───── Dataset entries ─────

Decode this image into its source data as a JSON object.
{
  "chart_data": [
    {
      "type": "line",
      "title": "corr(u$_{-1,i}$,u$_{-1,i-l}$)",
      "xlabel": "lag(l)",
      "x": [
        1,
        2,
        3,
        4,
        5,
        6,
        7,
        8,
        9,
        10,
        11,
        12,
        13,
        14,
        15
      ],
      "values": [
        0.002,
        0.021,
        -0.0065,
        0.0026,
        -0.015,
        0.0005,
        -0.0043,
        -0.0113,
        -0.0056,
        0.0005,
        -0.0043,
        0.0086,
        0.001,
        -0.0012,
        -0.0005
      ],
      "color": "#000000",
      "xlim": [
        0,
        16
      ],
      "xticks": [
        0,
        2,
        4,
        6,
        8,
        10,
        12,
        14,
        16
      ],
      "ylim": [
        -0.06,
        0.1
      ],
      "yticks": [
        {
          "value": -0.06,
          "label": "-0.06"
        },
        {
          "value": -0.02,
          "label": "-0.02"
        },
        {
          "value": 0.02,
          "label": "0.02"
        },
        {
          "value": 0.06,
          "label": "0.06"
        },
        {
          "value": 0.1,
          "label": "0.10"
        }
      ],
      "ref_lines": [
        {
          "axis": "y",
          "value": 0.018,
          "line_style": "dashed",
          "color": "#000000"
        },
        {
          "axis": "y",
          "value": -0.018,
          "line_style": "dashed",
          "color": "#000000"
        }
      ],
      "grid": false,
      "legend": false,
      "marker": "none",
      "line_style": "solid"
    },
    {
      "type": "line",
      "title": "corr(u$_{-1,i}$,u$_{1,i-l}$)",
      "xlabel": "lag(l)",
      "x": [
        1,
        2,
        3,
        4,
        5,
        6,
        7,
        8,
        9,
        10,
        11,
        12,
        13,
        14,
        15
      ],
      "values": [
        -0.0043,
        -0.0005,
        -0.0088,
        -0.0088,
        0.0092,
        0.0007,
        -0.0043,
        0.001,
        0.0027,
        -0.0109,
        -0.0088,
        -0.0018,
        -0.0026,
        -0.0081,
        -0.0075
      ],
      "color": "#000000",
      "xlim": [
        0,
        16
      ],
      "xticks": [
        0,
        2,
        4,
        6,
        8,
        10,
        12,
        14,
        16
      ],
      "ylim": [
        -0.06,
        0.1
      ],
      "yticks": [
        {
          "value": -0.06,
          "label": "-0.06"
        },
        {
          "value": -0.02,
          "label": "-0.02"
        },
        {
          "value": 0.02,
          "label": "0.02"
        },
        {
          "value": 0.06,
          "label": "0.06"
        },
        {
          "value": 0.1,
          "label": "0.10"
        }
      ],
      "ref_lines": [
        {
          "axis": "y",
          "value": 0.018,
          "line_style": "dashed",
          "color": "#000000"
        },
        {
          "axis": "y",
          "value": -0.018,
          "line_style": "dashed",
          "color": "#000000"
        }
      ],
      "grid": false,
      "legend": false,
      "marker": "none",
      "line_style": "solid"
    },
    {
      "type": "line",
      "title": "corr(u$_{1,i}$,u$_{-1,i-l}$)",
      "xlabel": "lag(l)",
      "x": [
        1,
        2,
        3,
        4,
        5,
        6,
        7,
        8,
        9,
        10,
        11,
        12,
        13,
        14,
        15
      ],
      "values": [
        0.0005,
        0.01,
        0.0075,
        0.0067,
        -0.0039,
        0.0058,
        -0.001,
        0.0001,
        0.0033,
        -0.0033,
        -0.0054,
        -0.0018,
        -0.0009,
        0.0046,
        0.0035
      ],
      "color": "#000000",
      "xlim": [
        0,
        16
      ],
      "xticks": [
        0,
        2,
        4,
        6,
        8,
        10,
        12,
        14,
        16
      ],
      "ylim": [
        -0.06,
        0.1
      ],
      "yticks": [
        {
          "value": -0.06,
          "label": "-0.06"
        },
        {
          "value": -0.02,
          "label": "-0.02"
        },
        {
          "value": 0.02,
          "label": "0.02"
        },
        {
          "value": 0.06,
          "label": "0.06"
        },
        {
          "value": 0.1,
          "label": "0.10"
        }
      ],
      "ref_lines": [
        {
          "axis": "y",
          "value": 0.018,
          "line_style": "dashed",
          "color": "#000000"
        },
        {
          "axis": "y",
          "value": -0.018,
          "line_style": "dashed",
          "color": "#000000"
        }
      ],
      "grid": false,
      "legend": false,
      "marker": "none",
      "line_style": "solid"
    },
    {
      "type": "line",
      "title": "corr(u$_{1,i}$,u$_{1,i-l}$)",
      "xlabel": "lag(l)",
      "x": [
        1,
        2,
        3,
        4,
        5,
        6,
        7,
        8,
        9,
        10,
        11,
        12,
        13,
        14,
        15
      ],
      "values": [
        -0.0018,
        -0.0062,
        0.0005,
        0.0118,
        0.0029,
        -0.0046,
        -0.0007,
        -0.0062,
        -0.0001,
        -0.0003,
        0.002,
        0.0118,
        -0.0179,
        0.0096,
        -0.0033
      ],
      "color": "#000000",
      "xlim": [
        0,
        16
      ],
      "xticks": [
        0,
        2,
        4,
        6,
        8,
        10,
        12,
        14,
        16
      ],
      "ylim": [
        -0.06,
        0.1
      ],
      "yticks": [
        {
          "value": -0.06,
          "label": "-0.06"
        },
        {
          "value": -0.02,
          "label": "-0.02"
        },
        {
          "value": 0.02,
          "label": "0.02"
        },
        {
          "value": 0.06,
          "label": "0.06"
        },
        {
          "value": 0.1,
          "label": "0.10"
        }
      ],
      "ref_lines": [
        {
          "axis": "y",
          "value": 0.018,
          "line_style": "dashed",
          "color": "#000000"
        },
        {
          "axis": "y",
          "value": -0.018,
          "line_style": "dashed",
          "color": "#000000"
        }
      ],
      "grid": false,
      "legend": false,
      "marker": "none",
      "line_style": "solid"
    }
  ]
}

─────

### Your objective:
Repeat the entries shown above, every one, word for word.

### Worked answer:
Decode this image into its source data as a JSON object.
{
  "chart_data": [
    {
      "type": "line",
      "title": "corr(u$_{-1,i}$,u$_{-1,i-l}$)",
      "xlabel": "lag(l)",
      "x": [
        1,
        2,
        3,
        4,
        5,
        6,
        7,
        8,
        9,
        10,
        11,
        12,
        13,
        14,
        15
      ],
      "values": [
        0.002,
        0.021,
        -0.0065,
        0.0026,
        -0.015,
        0.0005,
        -0.0043,
        -0.0113,
        -0.0056,
        0.0005,
        -0.0043,
        0.0086,
        0.001,
        -0.0012,
        -0.0005
      ],
      "color": "#000000",
      "xlim": [
        0,
        16
      ],
      "xticks": [
        0,
        2,
        4,
        6,
        8,
        10,
        12,
        14,
        16
      ],
      "ylim": [
        -0.06,
        0.1
      ],
      "yticks": [
        {
          "value": -0.06,
          "label": "-0.06"
        },
        {
          "value": -0.02,
          "label": "-0.02"
        },
        {
          "value": 0.02,
          "label": "0.02"
        },
        {
          "value": 0.06,
          "label": "0.06"
        },
        {
          "value": 0.1,
          "label": "0.10"
        }
      ],
      "ref_lines": [
        {
          "axis": "y",
          "value": 0.018,
          "line_style": "dashed",
          "color": "#000000"
        },
        {
          "axis": "y",
          "value": -0.018,
          "line_style": "dashed",
          "color": "#000000"
        }
      ],
      "grid": false,
      "legend": false,
      "marker": "none",
      "line_style": "solid"
    },
    {
      "type": "line",
      "title": "corr(u$_{-1,i}$,u$_{1,i-l}$)",
      "xlabel": "lag(l)",
      "x": [
        1,
        2,
        3,
        4,
        5,
        6,
        7,
        8,
        9,
        10,
        11,
        12,
        13,
        14,
        15
      ],
      "values": [
        -0.0043,
        -0.0005,
        -0.0088,
        -0.0088,
        0.0092,
        0.0007,
        -0.0043,
        0.001,
        0.0027,
        -0.0109,
        -0.0088,
        -0.0018,
        -0.0026,
        -0.0081,
        -0.0075
      ],
      "color": "#000000",
      "xlim": [
        0,
        16
      ],
      "xticks": [
        0,
        2,
        4,
        6,
        8,
        10,
        12,
        14,
        16
      ],
      "ylim": [
        -0.06,
        0.1
      ],
      "yticks": [
        {
          "value": -0.06,
          "label": "-0.06"
        },
        {
          "value": -0.02,
          "label": "-0.02"
        },
        {
          "value": 0.02,
          "label": "0.02"
        },
        {
          "value": 0.06,
          "label": "0.06"
        },
        {
          "value": 0.1,
          "label": "0.10"
        }
      ],
      "ref_lines": [
        {
          "axis": "y",
          "value": 0.018,
          "line_style": "dashed",
          "color": "#000000"
        },
        {
          "axis": "y",
          "value": -0.018,
          "line_style": "dashed",
          "color": "#000000"
        }
      ],
      "grid": false,
      "legend": false,
      "marker": "none",
      "line_style": "solid"
    },
    {
      "type": "line",
      "title": "corr(u$_{1,i}$,u$_{-1,i-l}$)",
      "xlabel": "lag(l)",
      "x": [
        1,
        2,
        3,
        4,
        5,
        6,
        7,
        8,
        9,
        10,
        11,
        12,
        13,
        14,
        15
      ],
      "values": [
        0.0005,
        0.01,
        0.0075,
        0.0067,
        -0.0039,
        0.0058,
        -0.001,
        0.0001,
        0.0033,
        -0.0033,
        -0.0054,
        -0.0018,
        -0.0009,
        0.0046,
        0.0035
      ],
      "color": "#000000",
      "xlim": [
        0,
        16
      ],
      "xticks": [
        0,
        2,
        4,
        6,
        8,
        10,
        12,
        14,
        16
      ],
      "ylim": [
        -0.06,
        0.1
      ],
      "yticks": [
        {
          "value": -0.06,
          "label": "-0.06"
        },
        {
          "value": -0.02,
          "label": "-0.02"
        },
        {
          "value": 0.02,
          "label": "0.02"
        },
        {
          "value": 0.06,
          "label": "0.06"
        },
        {
          "value": 0.1,
          "label": "0.10"
        }
      ],
      "ref_lines": [
        {
          "axis": "y",
          "value": 0.018,
          "line_style": "dashed",
          "color": "#000000"
        },
        {
          "axis": "y",
          "value": -0.018,
          "line_style": "dashed",
          "color": "#000000"
        }
      ],
      "grid": false,
      "legend": false,
      "marker": "none",
      "line_style": "solid"
    },
    {
      "type": "line",
      "title": "corr(u$_{1,i}$,u$_{1,i-l}$)",
      "xlabel": "lag(l)",
      "x": [
        1,
        2,
        3,
        4,
        5,
        6,
        7,
        8,
        9,
        10,
        11,
        12,
        13,
        14,
        15
      ],
      "values": [
        -0.0018,
        -0.0062,
        0.0005,
        0.0118,
        0.0029,
        -0.0046,
        -0.0007,
        -0.0062,
        -0.0001,
        -0.0003,
        0.002,
        0.0118,
        -0.0179,
        0.0096,
        -0.0033
      ],
      "color": "#000000",
      "xlim": [
        0,
        16
      ],
      "xticks": [
        0,
        2,
        4,
        6,
        8,
        10,
        12,
        14,
        16
      ],
      "ylim": [
        -0.06,
        0.1
      ],
      "yticks": [
        {
          "value": -0.06,
          "label": "-0.06"
        },
        {
          "value": -0.02,
          "label": "-0.02"
        },
        {
          "value": 0.02,
          "label": "0.02"
        },
        {
          "value": 0.06,
          "label": "0.06"
        },
        {
          "value": 0.1,
          "label": "0.10"
        }
      ],
      "ref_lines": [
        {
          "axis": "y",
          "value": 0.018,
          "line_style": "dashed",
          "color": "#000000"
        },
        {
          "axis": "y",
          "value": -0.018,
          "line_style": "dashed",
          "color": "#000000"
        }
      ],
      "grid": false,
      "legend": false,
      "marker": "none",
      "line_style": "solid"
    }
  ]
}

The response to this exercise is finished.